• **Records for the task**:

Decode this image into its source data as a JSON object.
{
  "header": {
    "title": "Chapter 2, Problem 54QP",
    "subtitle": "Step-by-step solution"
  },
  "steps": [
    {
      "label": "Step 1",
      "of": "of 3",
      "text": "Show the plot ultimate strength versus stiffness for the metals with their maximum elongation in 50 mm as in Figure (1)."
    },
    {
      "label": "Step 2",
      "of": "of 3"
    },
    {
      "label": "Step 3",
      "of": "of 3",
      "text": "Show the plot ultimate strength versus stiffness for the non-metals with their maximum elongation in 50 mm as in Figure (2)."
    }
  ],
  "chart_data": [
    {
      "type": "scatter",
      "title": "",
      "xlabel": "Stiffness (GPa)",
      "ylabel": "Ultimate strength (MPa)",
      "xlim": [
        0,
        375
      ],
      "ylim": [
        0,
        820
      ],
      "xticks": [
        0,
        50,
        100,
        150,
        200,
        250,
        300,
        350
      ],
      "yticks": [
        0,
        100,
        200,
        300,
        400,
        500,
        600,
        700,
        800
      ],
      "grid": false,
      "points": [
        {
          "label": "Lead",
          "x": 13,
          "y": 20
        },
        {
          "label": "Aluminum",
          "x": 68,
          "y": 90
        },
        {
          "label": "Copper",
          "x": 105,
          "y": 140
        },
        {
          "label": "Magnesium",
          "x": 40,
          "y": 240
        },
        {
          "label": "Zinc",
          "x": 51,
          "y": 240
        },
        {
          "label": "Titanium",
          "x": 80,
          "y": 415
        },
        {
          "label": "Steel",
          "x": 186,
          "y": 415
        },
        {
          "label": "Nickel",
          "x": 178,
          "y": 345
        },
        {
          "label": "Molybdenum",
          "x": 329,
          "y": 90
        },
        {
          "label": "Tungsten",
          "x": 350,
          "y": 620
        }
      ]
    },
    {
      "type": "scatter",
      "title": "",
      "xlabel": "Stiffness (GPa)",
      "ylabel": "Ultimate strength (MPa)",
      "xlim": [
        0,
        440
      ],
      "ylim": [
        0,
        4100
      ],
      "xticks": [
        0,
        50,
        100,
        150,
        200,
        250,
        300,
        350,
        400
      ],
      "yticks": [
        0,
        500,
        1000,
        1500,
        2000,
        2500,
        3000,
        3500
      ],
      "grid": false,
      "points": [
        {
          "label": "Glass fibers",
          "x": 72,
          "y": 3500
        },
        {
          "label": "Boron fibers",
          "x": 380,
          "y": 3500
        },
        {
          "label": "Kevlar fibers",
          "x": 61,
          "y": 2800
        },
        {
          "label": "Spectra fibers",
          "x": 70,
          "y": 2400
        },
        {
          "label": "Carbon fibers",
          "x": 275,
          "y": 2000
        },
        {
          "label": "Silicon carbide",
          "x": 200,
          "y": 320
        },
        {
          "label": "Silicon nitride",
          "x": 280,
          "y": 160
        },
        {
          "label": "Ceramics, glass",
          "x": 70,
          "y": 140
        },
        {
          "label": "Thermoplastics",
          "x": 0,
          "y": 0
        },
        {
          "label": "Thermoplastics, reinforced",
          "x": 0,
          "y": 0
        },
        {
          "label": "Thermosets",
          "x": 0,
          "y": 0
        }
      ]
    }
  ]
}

• **The problem**:
From the entries above, pull out each line that includes "metals".

• **Written reply**:
      "text": "Show the plot ultimate strength versus stiffness for the metals with their maximum elongation in 50 mm as in Figure (1)."
      "text": "Show the plot ultimate strength versus stiffness for the non-metals with their maximum elongation in 50 mm as in Figure (2)."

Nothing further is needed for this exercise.